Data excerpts
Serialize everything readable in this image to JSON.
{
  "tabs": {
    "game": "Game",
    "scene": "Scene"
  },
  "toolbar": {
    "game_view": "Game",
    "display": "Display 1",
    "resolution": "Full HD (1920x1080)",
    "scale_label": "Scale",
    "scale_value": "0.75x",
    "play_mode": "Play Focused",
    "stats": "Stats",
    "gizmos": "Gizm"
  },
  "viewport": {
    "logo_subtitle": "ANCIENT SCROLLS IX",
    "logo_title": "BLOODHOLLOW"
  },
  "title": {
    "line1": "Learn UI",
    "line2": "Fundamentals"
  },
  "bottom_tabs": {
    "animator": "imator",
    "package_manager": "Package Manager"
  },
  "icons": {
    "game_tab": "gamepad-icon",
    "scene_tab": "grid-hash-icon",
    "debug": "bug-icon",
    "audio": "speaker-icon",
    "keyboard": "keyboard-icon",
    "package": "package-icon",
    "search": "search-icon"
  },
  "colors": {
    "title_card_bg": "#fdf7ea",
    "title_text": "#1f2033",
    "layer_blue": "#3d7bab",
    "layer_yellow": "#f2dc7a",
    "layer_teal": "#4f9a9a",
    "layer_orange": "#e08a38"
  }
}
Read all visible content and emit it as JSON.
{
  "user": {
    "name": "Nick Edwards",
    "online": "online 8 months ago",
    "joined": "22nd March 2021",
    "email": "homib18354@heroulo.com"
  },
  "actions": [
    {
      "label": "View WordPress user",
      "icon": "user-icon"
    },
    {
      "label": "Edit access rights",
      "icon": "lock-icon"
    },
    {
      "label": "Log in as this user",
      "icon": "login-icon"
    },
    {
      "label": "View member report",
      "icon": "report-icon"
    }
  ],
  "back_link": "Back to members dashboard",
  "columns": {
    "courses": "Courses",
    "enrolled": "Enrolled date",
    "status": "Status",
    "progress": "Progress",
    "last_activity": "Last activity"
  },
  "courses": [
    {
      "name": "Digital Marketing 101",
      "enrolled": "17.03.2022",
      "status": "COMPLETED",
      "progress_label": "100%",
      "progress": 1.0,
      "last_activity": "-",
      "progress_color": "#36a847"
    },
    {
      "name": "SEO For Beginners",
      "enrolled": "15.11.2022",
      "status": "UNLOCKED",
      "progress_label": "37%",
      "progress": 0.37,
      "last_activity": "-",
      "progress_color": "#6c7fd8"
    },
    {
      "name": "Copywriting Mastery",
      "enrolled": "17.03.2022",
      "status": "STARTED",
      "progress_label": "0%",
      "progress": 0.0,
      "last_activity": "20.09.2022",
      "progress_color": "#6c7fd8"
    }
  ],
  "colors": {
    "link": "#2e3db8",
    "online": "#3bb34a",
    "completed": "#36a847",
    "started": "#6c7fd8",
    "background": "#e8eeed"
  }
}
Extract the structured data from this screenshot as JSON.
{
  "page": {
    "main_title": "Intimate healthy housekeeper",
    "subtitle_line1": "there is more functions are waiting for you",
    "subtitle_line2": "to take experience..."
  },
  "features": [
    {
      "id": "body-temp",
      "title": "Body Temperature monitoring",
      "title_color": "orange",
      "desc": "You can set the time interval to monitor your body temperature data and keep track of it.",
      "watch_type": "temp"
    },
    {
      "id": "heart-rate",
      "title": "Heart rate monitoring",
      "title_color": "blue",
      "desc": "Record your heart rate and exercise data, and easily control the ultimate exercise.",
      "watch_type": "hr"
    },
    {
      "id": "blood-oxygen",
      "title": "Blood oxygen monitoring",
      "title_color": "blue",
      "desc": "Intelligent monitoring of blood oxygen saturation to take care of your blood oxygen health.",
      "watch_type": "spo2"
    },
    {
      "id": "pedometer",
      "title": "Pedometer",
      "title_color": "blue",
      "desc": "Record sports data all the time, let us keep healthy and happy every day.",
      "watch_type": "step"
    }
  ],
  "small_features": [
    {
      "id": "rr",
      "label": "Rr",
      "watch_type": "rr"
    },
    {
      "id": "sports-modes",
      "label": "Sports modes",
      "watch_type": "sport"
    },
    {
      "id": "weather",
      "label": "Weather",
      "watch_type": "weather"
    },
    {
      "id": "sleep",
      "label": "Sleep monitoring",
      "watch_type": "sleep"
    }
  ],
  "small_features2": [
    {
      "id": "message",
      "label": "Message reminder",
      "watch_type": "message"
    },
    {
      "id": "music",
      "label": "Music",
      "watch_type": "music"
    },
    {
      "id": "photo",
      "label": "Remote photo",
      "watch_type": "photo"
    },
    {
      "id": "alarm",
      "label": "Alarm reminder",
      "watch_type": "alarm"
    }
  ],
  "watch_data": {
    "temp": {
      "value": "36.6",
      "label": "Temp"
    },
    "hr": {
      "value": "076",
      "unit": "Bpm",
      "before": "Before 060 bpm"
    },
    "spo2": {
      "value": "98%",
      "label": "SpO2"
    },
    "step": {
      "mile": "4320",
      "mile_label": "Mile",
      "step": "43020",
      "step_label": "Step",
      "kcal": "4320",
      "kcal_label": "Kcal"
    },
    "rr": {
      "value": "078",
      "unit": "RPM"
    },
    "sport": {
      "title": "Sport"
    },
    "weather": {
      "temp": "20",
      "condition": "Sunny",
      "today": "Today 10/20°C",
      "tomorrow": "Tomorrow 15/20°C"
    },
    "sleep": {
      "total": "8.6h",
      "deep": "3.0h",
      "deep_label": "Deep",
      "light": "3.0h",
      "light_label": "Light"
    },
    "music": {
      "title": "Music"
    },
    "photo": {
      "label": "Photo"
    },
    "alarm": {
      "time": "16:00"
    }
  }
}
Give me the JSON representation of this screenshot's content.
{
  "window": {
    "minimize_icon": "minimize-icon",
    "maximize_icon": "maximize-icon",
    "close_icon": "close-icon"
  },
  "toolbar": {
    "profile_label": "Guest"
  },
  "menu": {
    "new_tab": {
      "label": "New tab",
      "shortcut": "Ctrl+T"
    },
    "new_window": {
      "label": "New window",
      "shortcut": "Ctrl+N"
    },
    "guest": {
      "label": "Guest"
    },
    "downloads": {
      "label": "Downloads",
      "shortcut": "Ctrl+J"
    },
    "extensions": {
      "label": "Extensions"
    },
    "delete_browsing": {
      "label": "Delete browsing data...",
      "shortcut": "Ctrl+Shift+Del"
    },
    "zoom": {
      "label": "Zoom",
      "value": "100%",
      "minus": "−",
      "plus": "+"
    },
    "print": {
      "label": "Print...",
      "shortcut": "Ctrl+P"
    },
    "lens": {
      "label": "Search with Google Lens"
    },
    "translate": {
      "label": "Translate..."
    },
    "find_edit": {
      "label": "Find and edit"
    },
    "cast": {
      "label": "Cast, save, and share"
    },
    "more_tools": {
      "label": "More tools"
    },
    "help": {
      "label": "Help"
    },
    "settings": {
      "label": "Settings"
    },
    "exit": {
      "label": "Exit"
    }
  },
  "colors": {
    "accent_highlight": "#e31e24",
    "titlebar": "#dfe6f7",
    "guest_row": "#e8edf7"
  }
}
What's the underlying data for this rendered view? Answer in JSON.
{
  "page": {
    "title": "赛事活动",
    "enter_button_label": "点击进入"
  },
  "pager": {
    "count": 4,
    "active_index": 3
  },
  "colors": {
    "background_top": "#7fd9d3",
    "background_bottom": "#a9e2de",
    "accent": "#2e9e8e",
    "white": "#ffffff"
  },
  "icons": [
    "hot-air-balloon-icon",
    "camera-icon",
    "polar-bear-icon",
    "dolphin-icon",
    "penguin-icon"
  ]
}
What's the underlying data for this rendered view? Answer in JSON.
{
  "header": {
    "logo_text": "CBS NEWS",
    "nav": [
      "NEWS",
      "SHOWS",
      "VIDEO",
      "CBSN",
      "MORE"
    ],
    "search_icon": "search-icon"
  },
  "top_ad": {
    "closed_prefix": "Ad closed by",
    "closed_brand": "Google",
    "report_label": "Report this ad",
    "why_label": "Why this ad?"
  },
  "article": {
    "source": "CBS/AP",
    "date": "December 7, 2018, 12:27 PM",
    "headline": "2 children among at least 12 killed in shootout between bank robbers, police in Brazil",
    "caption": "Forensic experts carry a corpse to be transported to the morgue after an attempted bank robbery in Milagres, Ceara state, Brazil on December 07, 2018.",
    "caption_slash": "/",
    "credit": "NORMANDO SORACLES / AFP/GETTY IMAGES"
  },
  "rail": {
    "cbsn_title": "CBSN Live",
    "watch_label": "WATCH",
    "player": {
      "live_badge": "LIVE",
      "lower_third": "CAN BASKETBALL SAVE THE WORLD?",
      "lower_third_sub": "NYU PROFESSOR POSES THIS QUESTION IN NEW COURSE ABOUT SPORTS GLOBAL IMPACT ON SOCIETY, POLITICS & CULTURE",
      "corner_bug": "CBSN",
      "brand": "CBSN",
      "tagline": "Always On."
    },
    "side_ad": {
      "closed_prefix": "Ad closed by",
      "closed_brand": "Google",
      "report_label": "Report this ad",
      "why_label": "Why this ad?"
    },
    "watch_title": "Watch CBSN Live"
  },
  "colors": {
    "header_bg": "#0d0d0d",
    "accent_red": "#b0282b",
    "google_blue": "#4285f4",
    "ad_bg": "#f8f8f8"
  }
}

• [REQUIRED TASK] Scan the material above for the string "user" and return the lines that hold it.

• [RESULT OF THIS EXERCISE]
  "user": {
      "label": "View WordPress user",
      "icon": "user-icon"
      "label": "Log in as this user",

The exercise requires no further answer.